● Text under study
···

How do you know if speech therapy is working?
How do you know if your child is getting the best speech therapy possible? How can you be sure of the quality of the services you receive?
You can confirm that your child is getting the best speech therapy possible by considering The Three Ms: Methods, Motivation, and Mastery.
Speech therapy is anchored in an accurate evaluation, appropriate activities, and strong research-based methods. Is speech therapy based on a deep understanding of the child’s strengths and challenges? Make sure you understand the reason for the speech therapy and the goals of therapy. Ask your therapist what techniques or methods are being used and why those particular techniques were chosen. Ask what research or evidence is available to support the techniques used by the speech therapist.
There are many therapy approaches and your therapist can tailor the approach to your child. There is no one perfect approach for all children. You can work together with your speech therapist to design an effective treatment plan.
Take note of the actual speech therapy sessions. Are you welcome to observe and/or be involved in the therapy? If not, why not? Do you feel comfortable and believe that your therapist respects your family values and culture? You should end each session with an understanding of what the therapist suggests for you to work on between sessions.

···

● Supplied entries

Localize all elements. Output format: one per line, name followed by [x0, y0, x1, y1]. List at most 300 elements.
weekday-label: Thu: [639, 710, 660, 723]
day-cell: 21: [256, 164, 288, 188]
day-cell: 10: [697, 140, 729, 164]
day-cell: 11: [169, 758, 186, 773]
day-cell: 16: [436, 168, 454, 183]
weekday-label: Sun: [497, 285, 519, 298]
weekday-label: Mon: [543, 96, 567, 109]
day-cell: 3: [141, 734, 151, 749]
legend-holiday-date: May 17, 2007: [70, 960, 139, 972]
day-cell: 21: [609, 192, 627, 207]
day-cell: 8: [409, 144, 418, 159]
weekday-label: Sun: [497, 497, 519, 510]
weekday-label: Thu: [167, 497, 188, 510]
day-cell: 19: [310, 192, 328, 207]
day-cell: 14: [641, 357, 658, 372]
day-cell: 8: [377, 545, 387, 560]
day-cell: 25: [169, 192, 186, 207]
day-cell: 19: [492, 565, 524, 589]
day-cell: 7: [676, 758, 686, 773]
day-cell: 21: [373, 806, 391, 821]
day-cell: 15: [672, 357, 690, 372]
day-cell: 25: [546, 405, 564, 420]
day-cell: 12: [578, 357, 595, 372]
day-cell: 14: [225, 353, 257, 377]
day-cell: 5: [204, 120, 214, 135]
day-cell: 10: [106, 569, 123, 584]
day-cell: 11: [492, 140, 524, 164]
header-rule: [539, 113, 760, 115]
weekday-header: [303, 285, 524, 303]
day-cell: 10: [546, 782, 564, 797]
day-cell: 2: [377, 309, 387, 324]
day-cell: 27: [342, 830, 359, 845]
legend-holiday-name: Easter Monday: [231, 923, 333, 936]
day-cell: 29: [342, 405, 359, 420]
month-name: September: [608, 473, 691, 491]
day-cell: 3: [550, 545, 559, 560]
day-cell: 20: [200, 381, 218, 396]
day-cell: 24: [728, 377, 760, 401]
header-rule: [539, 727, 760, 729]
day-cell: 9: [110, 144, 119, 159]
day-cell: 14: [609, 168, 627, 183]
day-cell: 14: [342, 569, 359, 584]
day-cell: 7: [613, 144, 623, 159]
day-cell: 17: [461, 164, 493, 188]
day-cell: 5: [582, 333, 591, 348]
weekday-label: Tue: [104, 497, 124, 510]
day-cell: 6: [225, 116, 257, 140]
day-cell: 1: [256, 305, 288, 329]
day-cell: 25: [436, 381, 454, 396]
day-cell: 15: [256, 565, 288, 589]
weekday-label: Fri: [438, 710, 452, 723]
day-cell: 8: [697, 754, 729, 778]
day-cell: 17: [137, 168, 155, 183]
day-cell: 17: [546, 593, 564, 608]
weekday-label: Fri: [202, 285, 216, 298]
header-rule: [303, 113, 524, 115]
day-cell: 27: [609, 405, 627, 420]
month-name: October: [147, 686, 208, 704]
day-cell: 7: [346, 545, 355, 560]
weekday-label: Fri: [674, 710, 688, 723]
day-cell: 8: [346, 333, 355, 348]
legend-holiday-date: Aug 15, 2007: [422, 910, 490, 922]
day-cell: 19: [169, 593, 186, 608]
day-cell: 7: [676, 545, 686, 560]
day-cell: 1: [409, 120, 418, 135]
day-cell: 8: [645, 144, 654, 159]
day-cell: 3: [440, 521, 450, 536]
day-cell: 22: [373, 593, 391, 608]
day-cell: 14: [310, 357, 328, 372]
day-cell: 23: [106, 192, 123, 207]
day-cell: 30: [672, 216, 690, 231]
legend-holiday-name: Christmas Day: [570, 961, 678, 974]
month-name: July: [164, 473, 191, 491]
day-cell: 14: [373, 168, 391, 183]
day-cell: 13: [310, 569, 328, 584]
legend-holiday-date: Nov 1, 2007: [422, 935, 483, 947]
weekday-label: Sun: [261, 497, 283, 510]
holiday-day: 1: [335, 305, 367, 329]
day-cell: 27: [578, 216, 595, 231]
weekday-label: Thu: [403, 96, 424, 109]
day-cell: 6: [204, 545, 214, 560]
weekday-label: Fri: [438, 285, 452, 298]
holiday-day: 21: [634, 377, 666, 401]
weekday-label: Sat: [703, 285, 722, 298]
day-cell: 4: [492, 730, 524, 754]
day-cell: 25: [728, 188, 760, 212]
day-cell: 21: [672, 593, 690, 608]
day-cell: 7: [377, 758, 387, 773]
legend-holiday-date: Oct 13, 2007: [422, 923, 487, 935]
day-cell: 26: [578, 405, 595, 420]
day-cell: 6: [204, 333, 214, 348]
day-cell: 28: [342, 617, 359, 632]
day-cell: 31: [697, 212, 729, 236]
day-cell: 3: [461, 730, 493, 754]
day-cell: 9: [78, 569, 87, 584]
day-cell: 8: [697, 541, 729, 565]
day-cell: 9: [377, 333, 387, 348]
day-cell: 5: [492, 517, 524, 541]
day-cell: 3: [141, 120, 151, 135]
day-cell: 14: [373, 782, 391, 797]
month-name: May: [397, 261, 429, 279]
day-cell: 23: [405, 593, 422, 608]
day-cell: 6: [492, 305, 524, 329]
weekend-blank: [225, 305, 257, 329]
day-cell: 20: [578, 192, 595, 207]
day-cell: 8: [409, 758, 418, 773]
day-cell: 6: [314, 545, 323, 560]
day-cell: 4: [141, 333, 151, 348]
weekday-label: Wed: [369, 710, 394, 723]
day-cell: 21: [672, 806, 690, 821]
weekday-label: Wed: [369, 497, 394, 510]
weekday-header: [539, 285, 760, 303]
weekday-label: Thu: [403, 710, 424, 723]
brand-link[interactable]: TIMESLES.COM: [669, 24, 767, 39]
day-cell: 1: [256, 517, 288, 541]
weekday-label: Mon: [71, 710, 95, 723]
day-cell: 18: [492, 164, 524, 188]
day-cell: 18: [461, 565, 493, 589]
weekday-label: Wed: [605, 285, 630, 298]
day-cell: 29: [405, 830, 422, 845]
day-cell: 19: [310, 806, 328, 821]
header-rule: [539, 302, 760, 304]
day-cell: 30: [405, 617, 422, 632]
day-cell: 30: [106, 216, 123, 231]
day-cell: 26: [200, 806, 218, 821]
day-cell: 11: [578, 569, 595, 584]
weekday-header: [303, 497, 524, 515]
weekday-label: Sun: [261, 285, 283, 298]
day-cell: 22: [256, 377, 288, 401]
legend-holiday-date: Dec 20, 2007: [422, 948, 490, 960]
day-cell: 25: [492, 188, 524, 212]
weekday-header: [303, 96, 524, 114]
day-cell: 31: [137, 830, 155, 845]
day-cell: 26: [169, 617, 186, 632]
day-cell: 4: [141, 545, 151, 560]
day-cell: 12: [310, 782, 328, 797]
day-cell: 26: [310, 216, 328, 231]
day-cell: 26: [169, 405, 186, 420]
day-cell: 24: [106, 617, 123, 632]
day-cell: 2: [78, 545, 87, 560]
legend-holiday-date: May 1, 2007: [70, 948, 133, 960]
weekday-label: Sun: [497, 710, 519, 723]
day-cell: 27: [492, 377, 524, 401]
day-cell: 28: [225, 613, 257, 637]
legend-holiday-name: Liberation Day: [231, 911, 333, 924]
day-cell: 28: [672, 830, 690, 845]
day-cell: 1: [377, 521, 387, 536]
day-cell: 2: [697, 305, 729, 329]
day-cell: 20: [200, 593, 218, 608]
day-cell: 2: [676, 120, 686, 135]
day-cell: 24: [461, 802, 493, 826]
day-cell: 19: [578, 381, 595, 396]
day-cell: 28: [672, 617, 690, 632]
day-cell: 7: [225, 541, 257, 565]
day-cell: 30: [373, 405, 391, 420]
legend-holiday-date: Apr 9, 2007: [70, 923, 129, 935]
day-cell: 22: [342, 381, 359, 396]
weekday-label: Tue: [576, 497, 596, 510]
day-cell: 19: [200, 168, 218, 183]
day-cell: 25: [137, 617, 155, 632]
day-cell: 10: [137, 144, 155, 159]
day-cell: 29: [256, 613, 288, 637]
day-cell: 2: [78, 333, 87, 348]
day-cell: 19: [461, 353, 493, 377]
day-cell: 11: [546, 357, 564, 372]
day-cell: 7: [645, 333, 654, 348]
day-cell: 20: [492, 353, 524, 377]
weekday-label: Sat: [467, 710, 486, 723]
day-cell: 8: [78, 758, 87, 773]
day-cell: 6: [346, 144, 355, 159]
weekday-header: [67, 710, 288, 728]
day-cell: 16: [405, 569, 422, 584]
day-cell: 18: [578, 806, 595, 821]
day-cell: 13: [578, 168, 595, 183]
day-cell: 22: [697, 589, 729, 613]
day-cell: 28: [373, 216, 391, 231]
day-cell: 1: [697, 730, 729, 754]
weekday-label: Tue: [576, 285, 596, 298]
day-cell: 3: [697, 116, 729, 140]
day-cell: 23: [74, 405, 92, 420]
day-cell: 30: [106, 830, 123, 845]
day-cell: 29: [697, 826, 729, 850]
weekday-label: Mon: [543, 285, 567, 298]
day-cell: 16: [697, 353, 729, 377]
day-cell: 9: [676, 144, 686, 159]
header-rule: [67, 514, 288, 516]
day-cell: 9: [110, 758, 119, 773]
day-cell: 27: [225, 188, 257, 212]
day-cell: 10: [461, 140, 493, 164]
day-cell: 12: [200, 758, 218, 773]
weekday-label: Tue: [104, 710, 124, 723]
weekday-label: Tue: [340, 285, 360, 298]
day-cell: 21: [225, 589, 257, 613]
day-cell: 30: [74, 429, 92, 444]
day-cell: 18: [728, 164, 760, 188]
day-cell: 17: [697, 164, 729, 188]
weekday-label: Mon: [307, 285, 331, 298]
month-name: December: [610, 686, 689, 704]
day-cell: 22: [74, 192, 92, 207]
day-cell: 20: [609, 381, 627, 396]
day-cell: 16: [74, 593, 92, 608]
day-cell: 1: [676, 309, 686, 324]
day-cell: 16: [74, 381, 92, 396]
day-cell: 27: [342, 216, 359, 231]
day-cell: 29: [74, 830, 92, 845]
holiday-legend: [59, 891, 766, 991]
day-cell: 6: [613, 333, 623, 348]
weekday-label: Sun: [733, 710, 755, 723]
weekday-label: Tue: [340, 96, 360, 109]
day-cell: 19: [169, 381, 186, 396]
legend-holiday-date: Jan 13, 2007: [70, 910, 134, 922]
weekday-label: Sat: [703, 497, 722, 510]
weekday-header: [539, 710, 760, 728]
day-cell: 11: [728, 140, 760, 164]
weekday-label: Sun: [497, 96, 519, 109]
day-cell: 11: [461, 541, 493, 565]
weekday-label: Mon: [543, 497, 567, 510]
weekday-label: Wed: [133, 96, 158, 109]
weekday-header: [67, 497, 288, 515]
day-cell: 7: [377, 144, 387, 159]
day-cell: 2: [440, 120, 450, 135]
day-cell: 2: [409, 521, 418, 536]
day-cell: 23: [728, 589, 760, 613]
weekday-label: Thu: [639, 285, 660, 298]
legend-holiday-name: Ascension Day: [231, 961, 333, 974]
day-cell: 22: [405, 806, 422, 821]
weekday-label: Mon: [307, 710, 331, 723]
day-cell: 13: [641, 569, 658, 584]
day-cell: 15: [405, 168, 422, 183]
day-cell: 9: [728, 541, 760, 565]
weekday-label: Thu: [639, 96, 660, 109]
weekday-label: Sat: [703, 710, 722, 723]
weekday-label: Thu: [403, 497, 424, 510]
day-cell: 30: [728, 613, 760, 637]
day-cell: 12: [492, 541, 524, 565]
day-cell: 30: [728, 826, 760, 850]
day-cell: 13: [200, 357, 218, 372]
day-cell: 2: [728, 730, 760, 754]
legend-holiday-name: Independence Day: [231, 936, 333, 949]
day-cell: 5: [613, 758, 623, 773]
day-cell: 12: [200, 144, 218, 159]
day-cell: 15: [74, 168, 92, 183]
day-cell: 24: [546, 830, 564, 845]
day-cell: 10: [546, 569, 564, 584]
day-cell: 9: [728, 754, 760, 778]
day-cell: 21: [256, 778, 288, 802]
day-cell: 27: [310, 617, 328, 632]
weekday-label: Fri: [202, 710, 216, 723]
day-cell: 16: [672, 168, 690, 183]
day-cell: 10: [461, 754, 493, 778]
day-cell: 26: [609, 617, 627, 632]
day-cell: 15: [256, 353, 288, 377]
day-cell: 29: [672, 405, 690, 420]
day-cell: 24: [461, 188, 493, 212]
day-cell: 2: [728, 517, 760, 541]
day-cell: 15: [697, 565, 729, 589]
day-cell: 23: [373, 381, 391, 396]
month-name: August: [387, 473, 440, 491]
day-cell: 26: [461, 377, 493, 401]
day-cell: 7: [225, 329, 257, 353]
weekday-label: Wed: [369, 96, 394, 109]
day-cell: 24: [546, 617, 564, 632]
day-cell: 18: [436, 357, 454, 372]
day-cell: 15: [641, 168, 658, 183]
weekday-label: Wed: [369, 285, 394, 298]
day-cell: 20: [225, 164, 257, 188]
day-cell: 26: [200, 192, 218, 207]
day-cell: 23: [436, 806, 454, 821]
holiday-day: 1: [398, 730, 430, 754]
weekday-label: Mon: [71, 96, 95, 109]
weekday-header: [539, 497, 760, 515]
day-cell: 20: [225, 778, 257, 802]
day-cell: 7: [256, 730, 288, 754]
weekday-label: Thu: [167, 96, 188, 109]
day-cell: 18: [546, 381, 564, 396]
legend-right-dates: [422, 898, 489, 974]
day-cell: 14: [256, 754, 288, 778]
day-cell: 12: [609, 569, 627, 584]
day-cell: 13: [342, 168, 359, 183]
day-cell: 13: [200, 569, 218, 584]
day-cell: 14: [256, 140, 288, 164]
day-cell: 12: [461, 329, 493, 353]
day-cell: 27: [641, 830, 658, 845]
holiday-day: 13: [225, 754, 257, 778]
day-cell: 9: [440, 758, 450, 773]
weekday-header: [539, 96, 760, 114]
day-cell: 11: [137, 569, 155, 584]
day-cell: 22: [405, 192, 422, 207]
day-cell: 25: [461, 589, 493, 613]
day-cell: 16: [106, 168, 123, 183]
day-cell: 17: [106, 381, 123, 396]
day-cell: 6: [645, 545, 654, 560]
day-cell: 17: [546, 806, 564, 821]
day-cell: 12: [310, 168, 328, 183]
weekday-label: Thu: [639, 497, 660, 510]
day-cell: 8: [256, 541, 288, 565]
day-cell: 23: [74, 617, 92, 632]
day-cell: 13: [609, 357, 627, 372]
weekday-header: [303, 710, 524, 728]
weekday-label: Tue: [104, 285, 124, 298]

···

● Problems to solve
a - Answer these questions about the text on speech therapy:
(i) What are the Three Ms?
(ii) Is there one perfect therapy approach for all children?
(iii) What should you understand at the end of each session?
b - Could you go on with the text on speech therapy from where it stops?

● List of answers
a -
(i) Methods, Motivation, and Mastery.
(ii) No. There is no one perfect approach for all children, and the therapist can tailor the approach to the child.
(iii) What the therapist suggests for you to work on between sessions.

b -
Your child ought to have fun for at least most of the session. People don’t easily learn new skills when they are uncomfortable or under duress. While therapy sometimes requires stretching a child’s ability to handle an increased expectation, these moments are usually effective when surrounded by other moments of joy. Children learn best in an atmosphere of delight. What delights and engages one child may create discomfort in another child. Are the (carrier) activities for the speech therapy engaging and personally relevant for your child?
Does the speech therapy change depending on the mood, behavior, and performance of your child? A seasoned therapist is often responsive and fluid during a session to take advantage of dynamic learning opportunities that emerge during therapy.
Is your child making progress in speech therapy? Can you and your child take pride in new skills and successes? Other family members and friends should see growth and blossoming abilities. The new skills learned during speech therapy should be easily seen throughout other aspects of your child’s life. You ought to see the results.
Speech therapy can be an unexpected journey that a family embarks on with uncertainty and hesitation. Equipping yourself with a guide helps make the journey more pleasant and enlightening. You can use the three M’s as your guide: Methods, Motivation, and Mastery.